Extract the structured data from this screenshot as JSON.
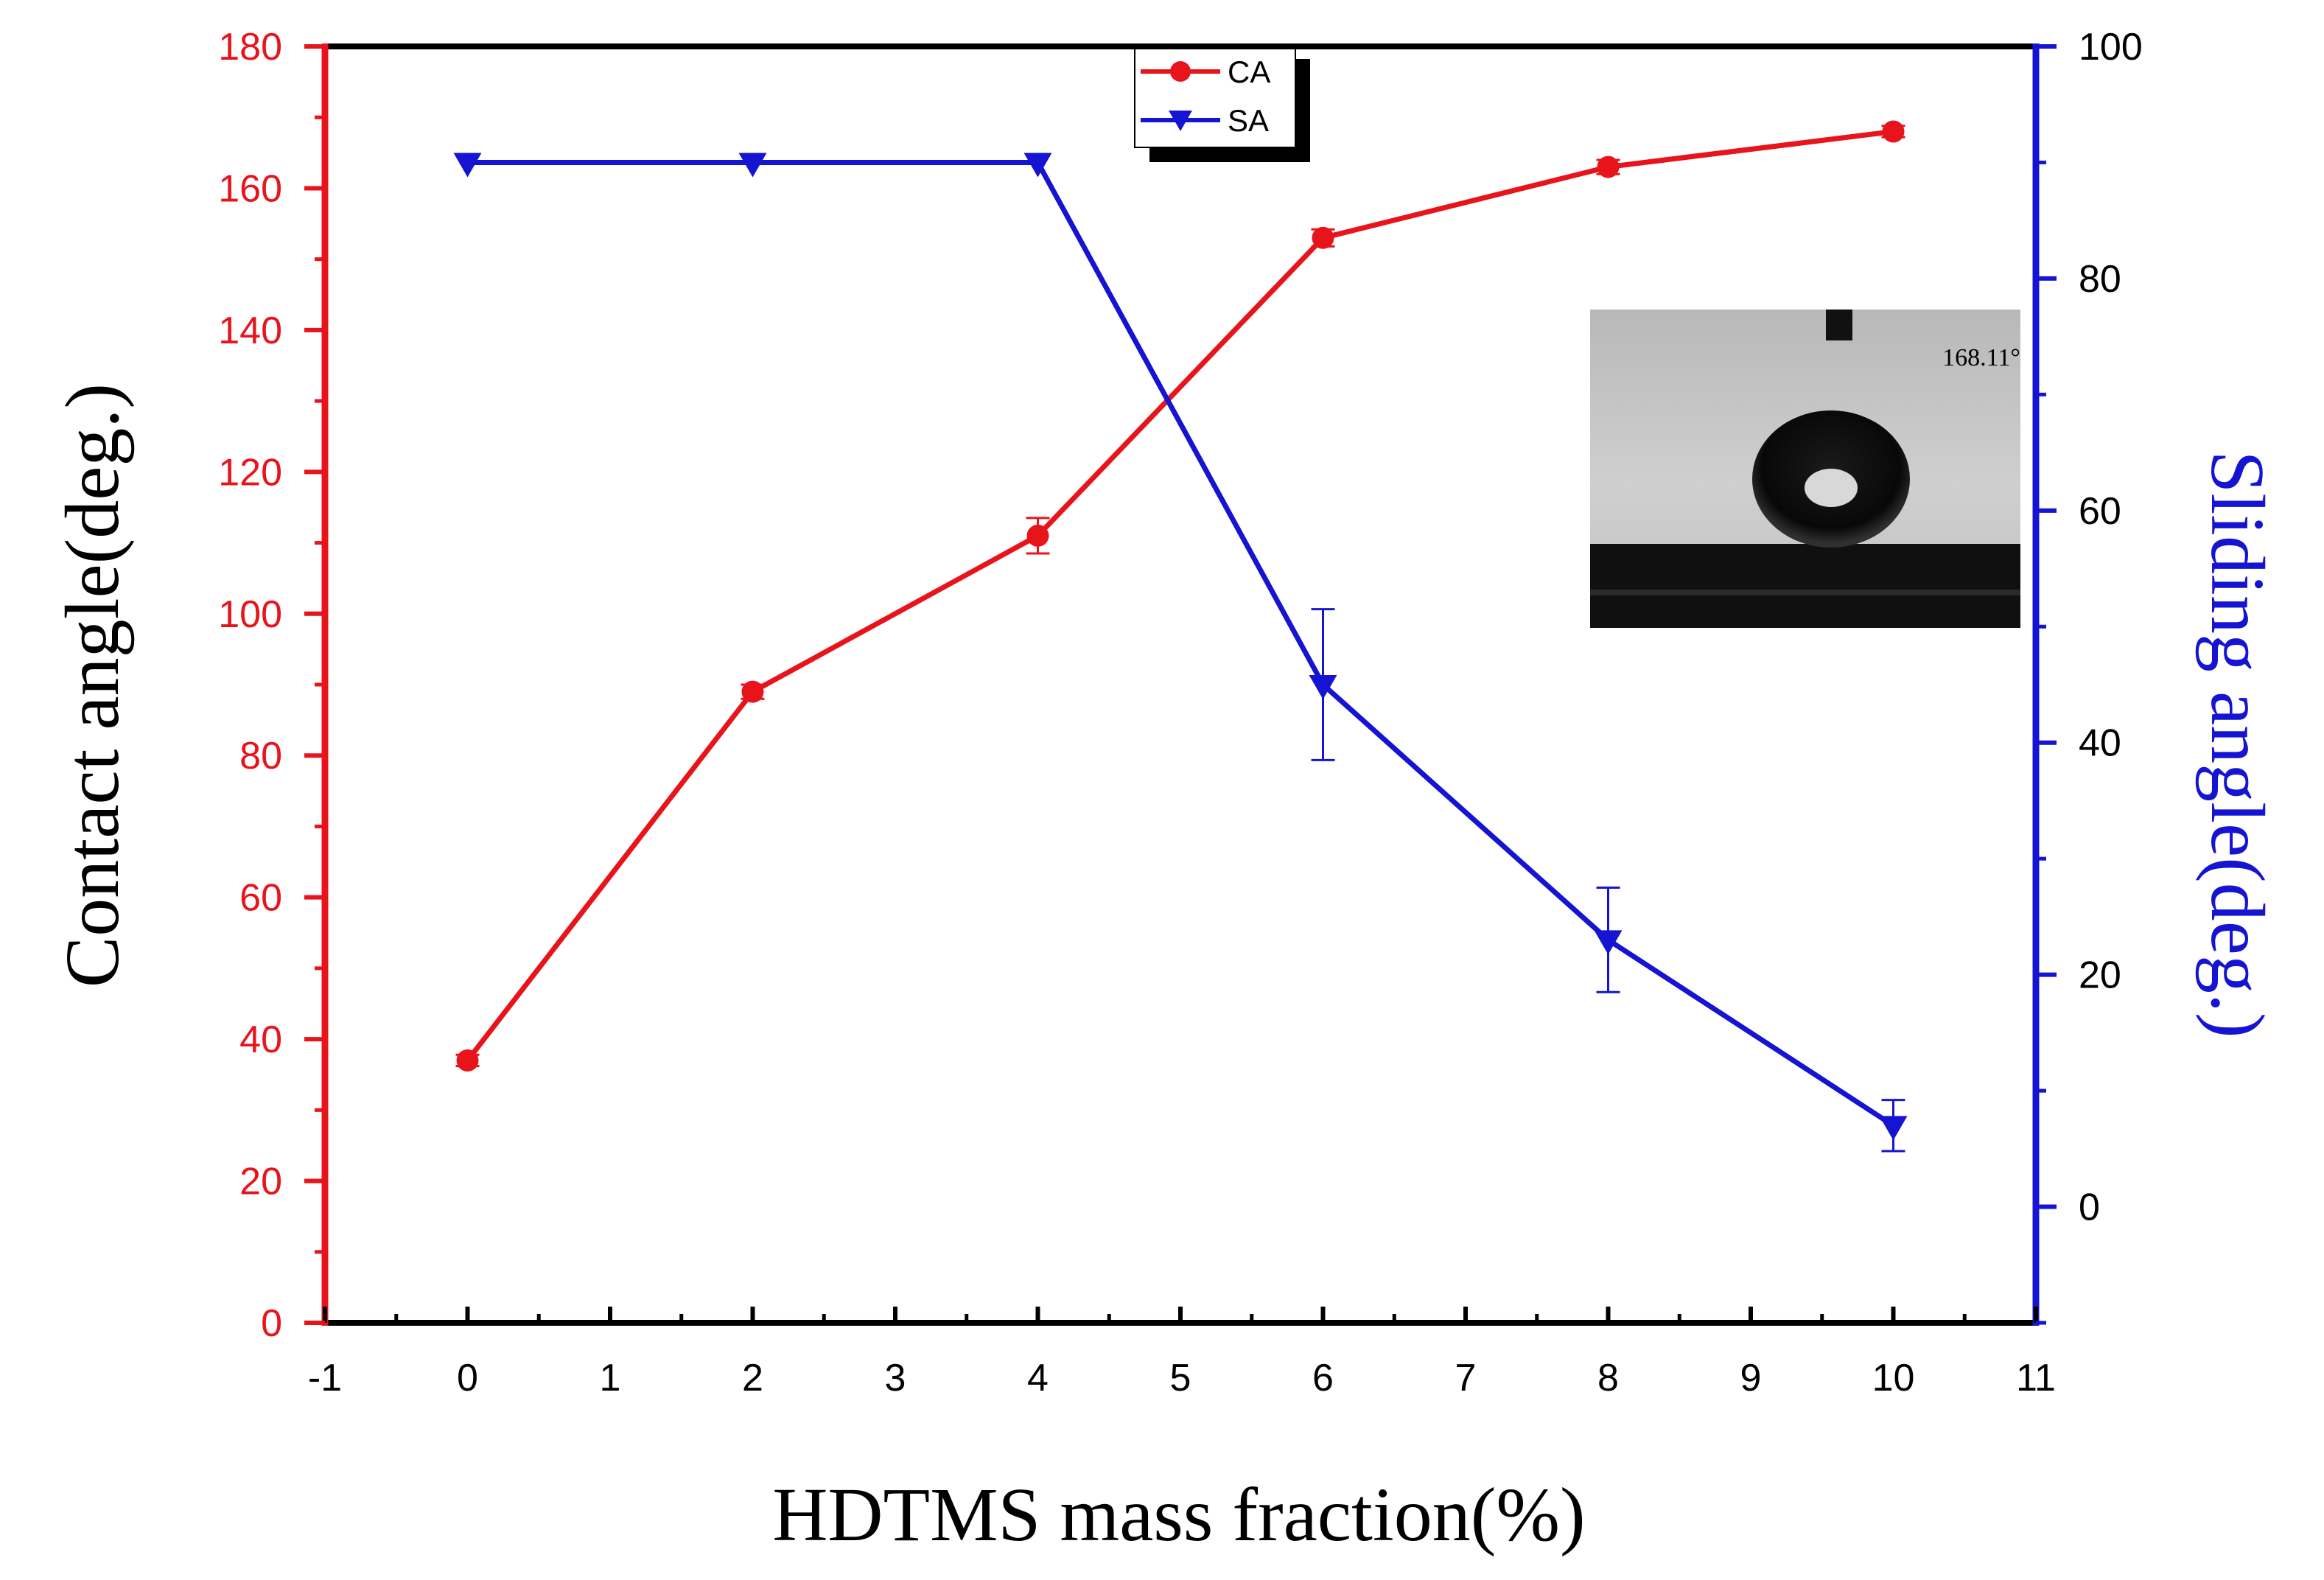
{
  "chart_data": {
    "type": "line",
    "xlabel": "HDTMS mass fraction(%)",
    "ylabel": "Contact angle(deg.)",
    "y2label": "Sliding angle(deg.)",
    "xlim": [
      -1,
      11
    ],
    "ylim": [
      0,
      180
    ],
    "y2lim": [
      -10,
      100
    ],
    "x_ticks": [
      -1,
      0,
      1,
      2,
      3,
      4,
      5,
      6,
      7,
      8,
      9,
      10,
      11
    ],
    "y_ticks": [
      0,
      20,
      40,
      60,
      80,
      100,
      120,
      140,
      160,
      180
    ],
    "y2_ticks": [
      0,
      20,
      40,
      60,
      80,
      100
    ],
    "grid": false,
    "legend_position": "top-center",
    "series": [
      {
        "name": "CA",
        "axis": "left",
        "color": "#e8141c",
        "marker": "circle",
        "x": [
          0,
          2,
          4,
          6,
          8,
          10
        ],
        "values": [
          37,
          89,
          111,
          153,
          163,
          168
        ],
        "error": [
          0.8,
          1.0,
          2.5,
          1.2,
          1.0,
          0.8
        ]
      },
      {
        "name": "SA",
        "axis": "right",
        "color": "#1414d2",
        "marker": "triangle-down",
        "x": [
          0,
          2,
          4,
          6,
          8,
          10
        ],
        "values": [
          90,
          90,
          90,
          45,
          23,
          7
        ],
        "error": [
          0,
          0,
          0,
          6.5,
          4.5,
          2.2
        ]
      }
    ],
    "annotations": [
      {
        "kind": "inset-photo",
        "label": "168.11°"
      }
    ]
  }
}
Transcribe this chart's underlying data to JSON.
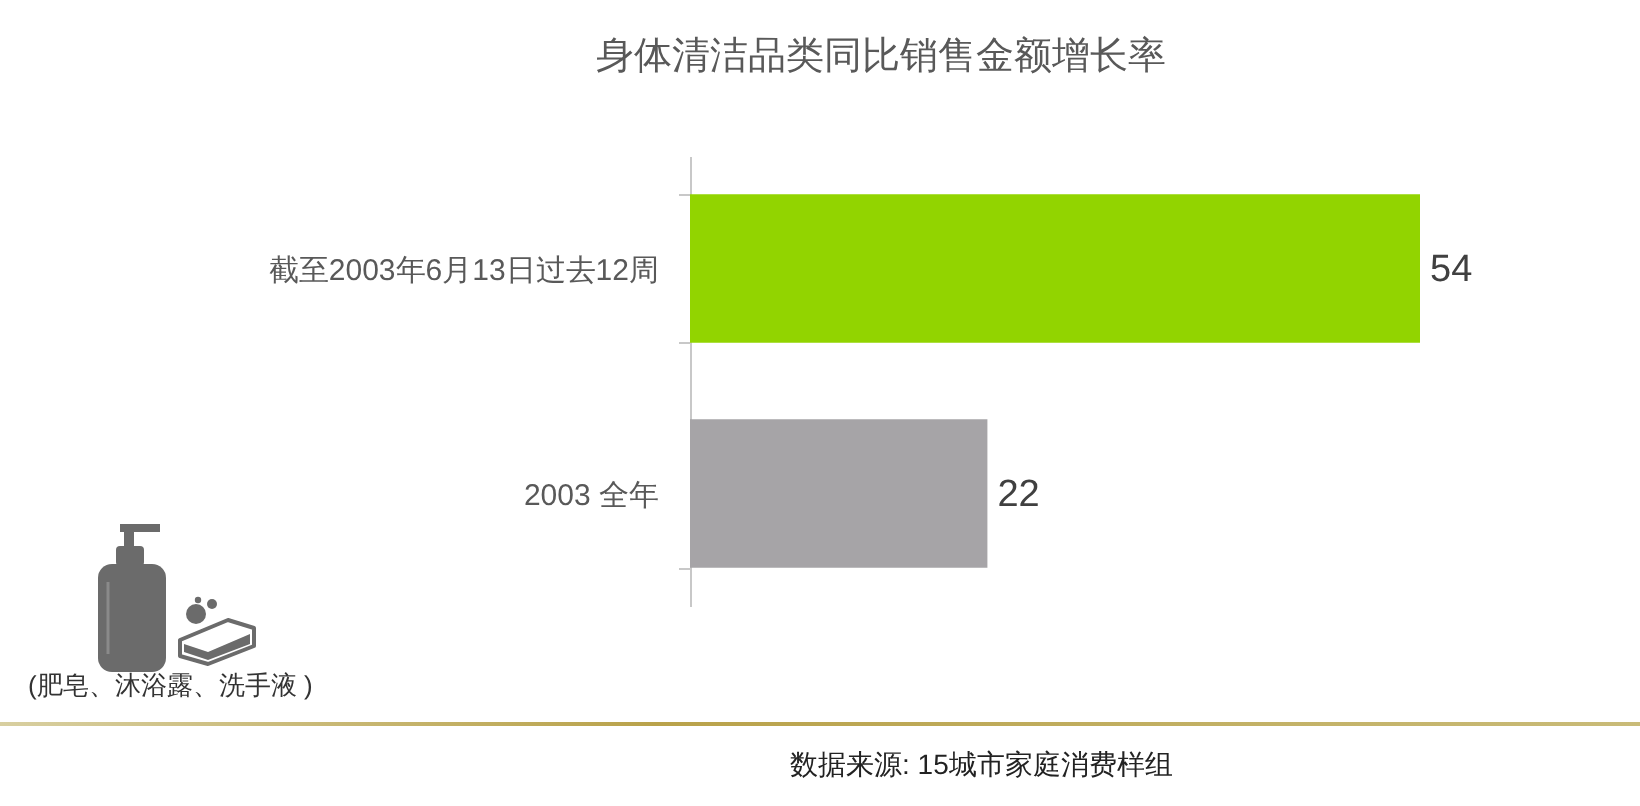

=-=-=

- _REQUIRED WORK_
Repeat each record exactly, with the pictures left out.

- _COMPLETE RESPONSE_
Extract the structured data from this screenshot as JSON.
{
  "chart_data": {
    "type": "line",
    "xlabel": "HDTMS mass fraction(%)",
    "ylabel": "Contact angle(deg.)",
    "y2label": "Sliding angle(deg.)",
    "xlim": [
      -1,
      11
    ],
    "ylim": [
      0,
      180
    ],
    "y2lim": [
      -10,
      100
    ],
    "x_ticks": [
      -1,
      0,
      1,
      2,
      3,
      4,
      5,
      6,
      7,
      8,
      9,
      10,
      11
    ],
    "y_ticks": [
      0,
      20,
      40,
      60,
      80,
      100,
      120,
      140,
      160,
      180
    ],
    "y2_ticks": [
      0,
      20,
      40,
      60,
      80,
      100
    ],
    "grid": false,
    "legend_position": "top-center",
    "series": [
      {
        "name": "CA",
        "axis": "left",
        "color": "#e8141c",
        "marker": "circle",
        "x": [
          0,
          2,
          4,
          6,
          8,
          10
        ],
        "values": [
          37,
          89,
          111,
          153,
          163,
          168
        ],
        "error": [
          0.8,
          1.0,
          2.5,
          1.2,
          1.0,
          0.8
        ]
      },
      {
        "name": "SA",
        "axis": "right",
        "color": "#1414d2",
        "marker": "triangle-down",
        "x": [
          0,
          2,
          4,
          6,
          8,
          10
        ],
        "values": [
          90,
          90,
          90,
          45,
          23,
          7
        ],
        "error": [
          0,
          0,
          0,
          6.5,
          4.5,
          2.2
        ]
      }
    ],
    "annotations": [
      {
        "kind": "inset-photo",
        "label": "168.11°"
      }
    ]
  }
}
Transcribe this chart's underlying data to JSON.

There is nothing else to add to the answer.